Exercise details:
Work out how many lines in the listing below include the word "JSON"; answer with the number alone.
━━━━━━
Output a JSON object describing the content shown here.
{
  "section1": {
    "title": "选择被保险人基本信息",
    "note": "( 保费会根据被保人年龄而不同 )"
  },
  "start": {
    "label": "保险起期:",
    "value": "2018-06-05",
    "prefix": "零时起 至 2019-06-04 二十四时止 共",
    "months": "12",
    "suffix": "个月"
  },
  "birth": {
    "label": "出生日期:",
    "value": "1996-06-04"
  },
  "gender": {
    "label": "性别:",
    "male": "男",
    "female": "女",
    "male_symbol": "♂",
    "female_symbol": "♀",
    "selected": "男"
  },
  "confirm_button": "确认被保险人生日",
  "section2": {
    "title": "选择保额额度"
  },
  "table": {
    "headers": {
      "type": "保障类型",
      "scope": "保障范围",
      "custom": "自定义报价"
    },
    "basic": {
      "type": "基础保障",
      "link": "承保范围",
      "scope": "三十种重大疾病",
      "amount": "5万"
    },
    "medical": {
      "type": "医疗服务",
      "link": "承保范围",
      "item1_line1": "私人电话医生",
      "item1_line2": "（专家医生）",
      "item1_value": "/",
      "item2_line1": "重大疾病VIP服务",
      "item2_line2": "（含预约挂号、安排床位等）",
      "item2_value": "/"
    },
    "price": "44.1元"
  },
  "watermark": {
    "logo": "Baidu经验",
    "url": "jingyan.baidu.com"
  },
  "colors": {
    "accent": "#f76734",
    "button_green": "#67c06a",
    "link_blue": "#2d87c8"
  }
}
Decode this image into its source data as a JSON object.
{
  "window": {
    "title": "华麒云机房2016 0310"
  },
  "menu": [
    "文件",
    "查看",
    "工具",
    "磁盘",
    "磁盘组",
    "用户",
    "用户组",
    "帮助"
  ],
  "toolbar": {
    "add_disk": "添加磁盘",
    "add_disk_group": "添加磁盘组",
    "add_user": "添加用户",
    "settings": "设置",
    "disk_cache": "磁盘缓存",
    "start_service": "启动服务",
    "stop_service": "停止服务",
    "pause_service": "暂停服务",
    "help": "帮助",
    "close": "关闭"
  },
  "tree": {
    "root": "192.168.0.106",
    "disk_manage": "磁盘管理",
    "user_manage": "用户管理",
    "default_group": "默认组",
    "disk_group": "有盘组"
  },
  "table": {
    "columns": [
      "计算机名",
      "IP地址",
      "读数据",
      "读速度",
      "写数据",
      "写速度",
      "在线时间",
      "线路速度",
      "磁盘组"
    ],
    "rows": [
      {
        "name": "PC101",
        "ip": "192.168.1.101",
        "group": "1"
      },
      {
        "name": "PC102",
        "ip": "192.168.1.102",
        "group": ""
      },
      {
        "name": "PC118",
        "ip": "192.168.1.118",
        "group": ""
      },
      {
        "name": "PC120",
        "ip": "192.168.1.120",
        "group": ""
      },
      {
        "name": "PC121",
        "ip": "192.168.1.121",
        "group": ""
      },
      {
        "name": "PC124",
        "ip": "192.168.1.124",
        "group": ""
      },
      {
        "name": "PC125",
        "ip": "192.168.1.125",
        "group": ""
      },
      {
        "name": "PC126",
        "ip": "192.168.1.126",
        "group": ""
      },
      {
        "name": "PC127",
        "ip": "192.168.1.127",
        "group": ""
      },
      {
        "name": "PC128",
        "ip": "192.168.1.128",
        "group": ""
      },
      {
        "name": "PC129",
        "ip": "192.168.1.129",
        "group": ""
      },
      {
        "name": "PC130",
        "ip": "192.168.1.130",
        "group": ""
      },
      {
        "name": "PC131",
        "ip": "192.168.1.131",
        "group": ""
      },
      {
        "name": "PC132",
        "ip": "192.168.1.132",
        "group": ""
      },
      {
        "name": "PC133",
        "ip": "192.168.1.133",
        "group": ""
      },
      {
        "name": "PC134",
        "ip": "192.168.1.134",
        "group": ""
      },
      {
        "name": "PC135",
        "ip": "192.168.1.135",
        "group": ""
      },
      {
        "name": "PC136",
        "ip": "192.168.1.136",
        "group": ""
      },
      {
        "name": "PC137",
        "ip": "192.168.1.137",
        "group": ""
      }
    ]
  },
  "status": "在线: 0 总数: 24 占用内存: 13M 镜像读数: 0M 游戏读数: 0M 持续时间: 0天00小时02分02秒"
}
━━━━━━
Solution below:
2